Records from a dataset
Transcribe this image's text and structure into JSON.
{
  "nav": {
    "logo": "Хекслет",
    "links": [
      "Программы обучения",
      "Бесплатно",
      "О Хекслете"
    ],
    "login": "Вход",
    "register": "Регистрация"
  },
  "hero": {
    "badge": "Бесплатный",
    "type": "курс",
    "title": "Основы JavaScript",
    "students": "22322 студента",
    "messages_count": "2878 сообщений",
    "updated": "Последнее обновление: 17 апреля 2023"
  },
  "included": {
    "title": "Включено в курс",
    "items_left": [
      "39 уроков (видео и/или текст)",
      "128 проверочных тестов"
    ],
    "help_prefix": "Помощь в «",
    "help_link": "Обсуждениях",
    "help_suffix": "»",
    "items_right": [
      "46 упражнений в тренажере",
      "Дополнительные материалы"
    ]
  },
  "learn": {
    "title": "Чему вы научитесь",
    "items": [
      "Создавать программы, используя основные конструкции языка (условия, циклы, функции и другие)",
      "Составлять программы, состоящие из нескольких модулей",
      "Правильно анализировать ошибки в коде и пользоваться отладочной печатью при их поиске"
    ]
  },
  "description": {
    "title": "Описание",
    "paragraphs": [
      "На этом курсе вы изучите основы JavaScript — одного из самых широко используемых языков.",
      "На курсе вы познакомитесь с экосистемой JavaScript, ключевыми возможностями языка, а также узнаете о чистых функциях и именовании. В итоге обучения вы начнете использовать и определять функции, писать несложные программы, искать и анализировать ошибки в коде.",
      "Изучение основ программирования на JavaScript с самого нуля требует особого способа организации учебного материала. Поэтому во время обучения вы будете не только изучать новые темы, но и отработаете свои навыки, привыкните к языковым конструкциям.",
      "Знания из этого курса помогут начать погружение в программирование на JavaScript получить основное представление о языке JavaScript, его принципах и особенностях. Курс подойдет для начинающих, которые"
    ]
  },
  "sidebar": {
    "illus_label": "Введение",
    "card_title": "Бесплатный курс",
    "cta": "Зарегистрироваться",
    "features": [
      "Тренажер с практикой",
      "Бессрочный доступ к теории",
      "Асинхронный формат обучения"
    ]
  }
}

# GIVEN REQUEST
Reproduce the entries above in full, verbatim.

# RESULT OF THIS TASK
Transcribe this image's text and structure into JSON.
{
  "nav": {
    "logo": "Хекслет",
    "links": [
      "Программы обучения",
      "Бесплатно",
      "О Хекслете"
    ],
    "login": "Вход",
    "register": "Регистрация"
  },
  "hero": {
    "badge": "Бесплатный",
    "type": "курс",
    "title": "Основы JavaScript",
    "students": "22322 студента",
    "messages_count": "2878 сообщений",
    "updated": "Последнее обновление: 17 апреля 2023"
  },
  "included": {
    "title": "Включено в курс",
    "items_left": [
      "39 уроков (видео и/или текст)",
      "128 проверочных тестов"
    ],
    "help_prefix": "Помощь в «",
    "help_link": "Обсуждениях",
    "help_suffix": "»",
    "items_right": [
      "46 упражнений в тренажере",
      "Дополнительные материалы"
    ]
  },
  "learn": {
    "title": "Чему вы научитесь",
    "items": [
      "Создавать программы, используя основные конструкции языка (условия, циклы, функции и другие)",
      "Составлять программы, состоящие из нескольких модулей",
      "Правильно анализировать ошибки в коде и пользоваться отладочной печатью при их поиске"
    ]
  },
  "description": {
    "title": "Описание",
    "paragraphs": [
      "На этом курсе вы изучите основы JavaScript — одного из самых широко используемых языков.",
      "На курсе вы познакомитесь с экосистемой JavaScript, ключевыми возможностями языка, а также узнаете о чистых функциях и именовании. В итоге обучения вы начнете использовать и определять функции, писать несложные программы, искать и анализировать ошибки в коде.",
      "Изучение основ программирования на JavaScript с самого нуля требует особого способа организации учебного материала. Поэтому во время обучения вы будете не только изучать новые темы, но и отработаете свои навыки, привыкните к языковым конструкциям.",
      "Знания из этого курса помогут начать погружение в программирование на JavaScript получить основное представление о языке JavaScript, его принципах и особенностях. Курс подойдет для начинающих, которые"
    ]
  },
  "sidebar": {
    "illus_label": "Введение",
    "card_title": "Бесплатный курс",
    "cta": "Зарегистрироваться",
    "features": [
      "Тренажер с практикой",
      "Бессрочный доступ к теории",
      "Асинхронный формат обучения"
    ]
  }
}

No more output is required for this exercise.